### Short task
Copy, from the entries below, each line in which the string "amount" appears.

### Provided entries
________

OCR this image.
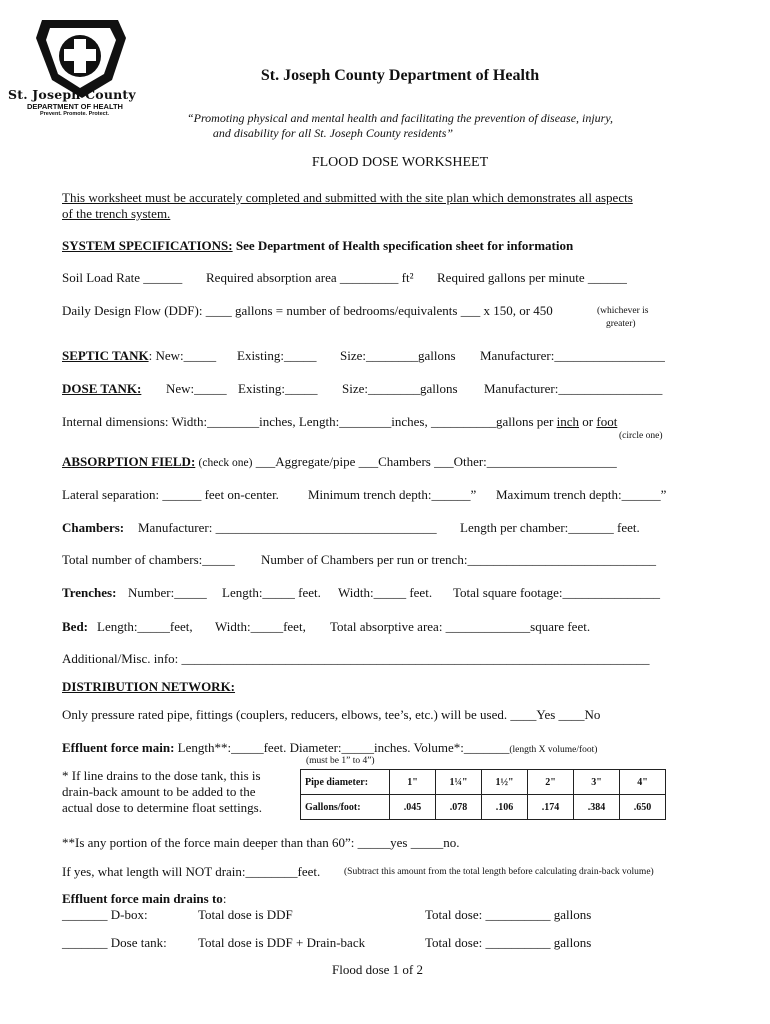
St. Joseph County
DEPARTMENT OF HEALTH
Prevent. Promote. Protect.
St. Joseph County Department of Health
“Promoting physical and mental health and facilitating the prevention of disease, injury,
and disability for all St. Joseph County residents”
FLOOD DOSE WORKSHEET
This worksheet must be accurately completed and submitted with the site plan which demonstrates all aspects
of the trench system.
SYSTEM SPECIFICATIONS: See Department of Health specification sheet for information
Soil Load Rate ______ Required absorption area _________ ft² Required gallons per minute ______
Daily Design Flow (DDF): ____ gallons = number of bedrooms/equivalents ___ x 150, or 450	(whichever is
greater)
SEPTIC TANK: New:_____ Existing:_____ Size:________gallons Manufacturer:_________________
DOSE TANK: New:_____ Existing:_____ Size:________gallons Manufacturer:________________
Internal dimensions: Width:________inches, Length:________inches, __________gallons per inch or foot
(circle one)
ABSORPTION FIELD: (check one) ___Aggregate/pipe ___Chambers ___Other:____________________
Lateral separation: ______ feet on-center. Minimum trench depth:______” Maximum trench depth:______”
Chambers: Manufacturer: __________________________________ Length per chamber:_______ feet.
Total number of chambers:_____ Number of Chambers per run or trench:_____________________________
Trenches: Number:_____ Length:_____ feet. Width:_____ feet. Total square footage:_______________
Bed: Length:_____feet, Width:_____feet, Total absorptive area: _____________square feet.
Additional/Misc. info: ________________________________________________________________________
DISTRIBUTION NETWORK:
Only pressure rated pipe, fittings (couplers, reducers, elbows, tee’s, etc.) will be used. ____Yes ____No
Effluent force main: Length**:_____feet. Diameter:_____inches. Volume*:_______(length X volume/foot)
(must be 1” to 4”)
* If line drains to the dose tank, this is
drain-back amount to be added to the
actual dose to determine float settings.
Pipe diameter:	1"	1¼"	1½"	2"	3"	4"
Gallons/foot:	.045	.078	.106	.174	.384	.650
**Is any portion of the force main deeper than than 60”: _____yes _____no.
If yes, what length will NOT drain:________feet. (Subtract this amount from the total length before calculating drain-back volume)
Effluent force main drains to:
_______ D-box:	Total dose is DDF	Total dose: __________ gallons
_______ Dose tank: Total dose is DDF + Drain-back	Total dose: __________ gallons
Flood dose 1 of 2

________

### Correct response
drain-back amount to be added to the
If yes, what length will NOT drain:________feet. (Subtract this amount from the total length before calculating drain-back volume)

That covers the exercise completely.